* [Short exercise]
Return all lines from the listing below in which the string "arterial" occurs.

* [Materials provided]
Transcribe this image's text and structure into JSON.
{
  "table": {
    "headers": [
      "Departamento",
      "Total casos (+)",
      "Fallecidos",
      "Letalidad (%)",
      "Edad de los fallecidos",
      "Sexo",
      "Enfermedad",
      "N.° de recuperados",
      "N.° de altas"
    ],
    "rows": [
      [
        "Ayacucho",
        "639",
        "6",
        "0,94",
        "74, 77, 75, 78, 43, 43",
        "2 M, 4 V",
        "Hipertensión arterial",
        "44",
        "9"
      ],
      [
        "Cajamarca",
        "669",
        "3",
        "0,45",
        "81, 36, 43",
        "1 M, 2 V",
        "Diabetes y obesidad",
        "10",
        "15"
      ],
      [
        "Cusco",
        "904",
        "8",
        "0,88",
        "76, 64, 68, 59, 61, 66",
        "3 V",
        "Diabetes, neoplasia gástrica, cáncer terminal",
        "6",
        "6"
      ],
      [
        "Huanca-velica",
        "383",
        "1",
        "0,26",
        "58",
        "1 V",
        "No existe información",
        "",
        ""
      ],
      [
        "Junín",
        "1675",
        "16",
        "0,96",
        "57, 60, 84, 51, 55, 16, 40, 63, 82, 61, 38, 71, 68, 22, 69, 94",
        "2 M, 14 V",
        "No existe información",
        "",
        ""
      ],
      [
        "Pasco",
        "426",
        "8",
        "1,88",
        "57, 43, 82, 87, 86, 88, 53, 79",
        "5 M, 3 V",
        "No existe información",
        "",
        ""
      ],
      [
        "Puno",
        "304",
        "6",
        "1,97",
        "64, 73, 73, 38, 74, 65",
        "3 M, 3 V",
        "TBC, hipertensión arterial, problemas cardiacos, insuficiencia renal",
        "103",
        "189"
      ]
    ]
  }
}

* [Final result]
        "Hipertensión arterial",
        "TBC, hipertensión arterial, problemas cardiacos, insuficiencia renal",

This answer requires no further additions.